# Records to process start
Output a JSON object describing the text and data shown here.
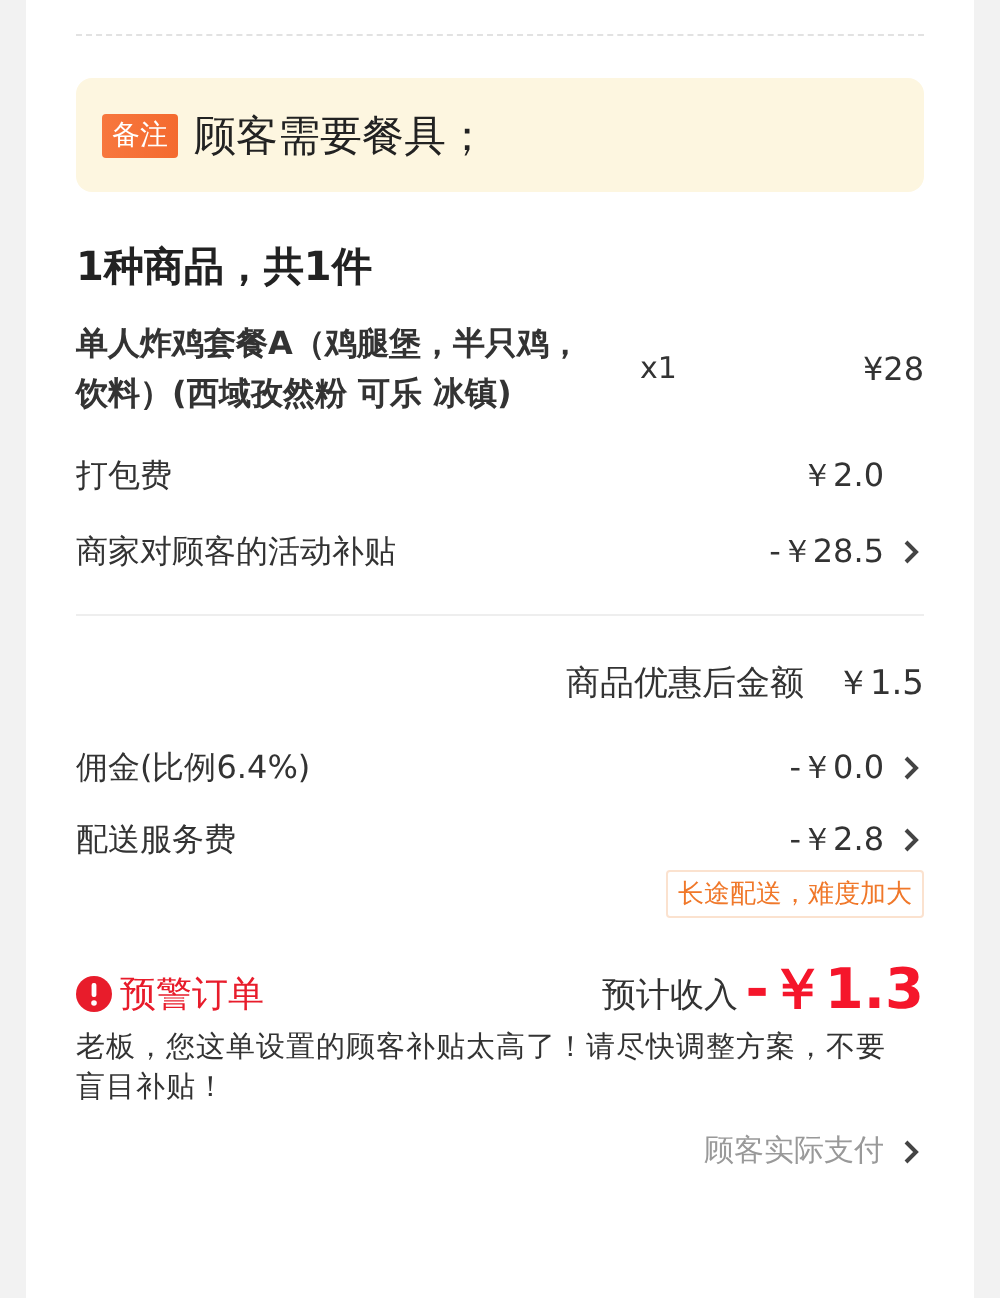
# Records to process end
# Records to process start
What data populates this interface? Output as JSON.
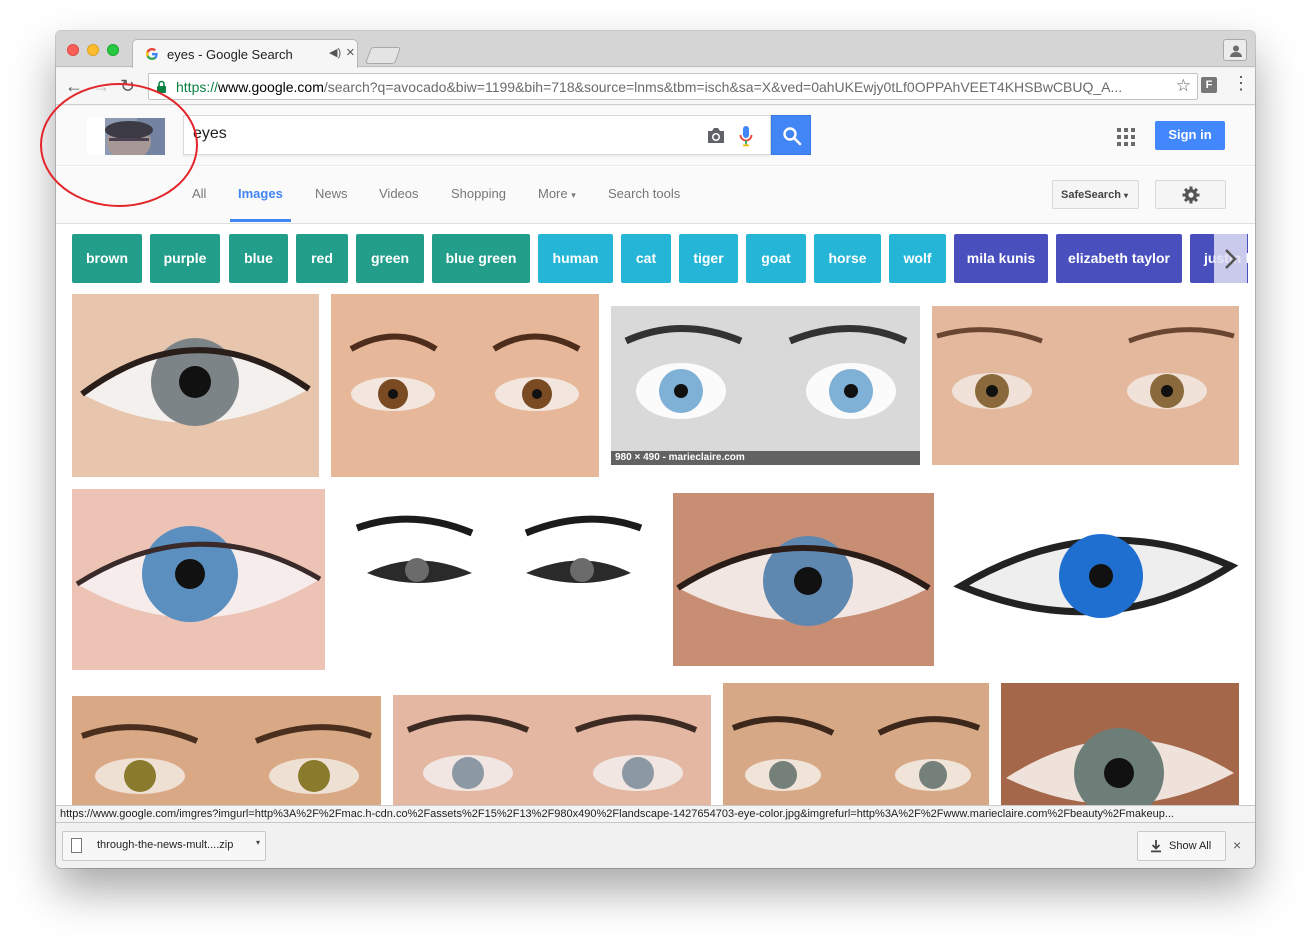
# Records to process end
# Records to process start
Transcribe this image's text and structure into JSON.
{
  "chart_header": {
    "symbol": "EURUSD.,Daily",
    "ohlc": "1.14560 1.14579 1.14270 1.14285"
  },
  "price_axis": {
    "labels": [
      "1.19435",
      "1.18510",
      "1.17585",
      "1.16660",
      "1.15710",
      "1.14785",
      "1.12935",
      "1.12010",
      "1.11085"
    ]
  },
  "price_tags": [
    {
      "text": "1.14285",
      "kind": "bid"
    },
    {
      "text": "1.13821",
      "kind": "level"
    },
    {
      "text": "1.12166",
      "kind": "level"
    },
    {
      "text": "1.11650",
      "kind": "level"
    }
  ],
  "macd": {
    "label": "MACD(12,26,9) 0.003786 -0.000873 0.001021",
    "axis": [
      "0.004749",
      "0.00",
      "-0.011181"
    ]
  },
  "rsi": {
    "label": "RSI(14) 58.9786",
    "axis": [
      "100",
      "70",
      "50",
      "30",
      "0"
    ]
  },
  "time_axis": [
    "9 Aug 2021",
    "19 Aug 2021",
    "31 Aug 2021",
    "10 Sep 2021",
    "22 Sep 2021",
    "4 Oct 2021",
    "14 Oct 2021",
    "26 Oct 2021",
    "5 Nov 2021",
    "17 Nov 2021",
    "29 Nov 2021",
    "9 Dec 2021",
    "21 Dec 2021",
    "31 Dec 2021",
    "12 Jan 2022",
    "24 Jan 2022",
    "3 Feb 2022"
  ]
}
# Records to process end
Show the lines of the records that contain the word "data".

§ **Finished exercise**
Output a JSON object describing the text and data shown here.
What data populates this interface? Output as JSON.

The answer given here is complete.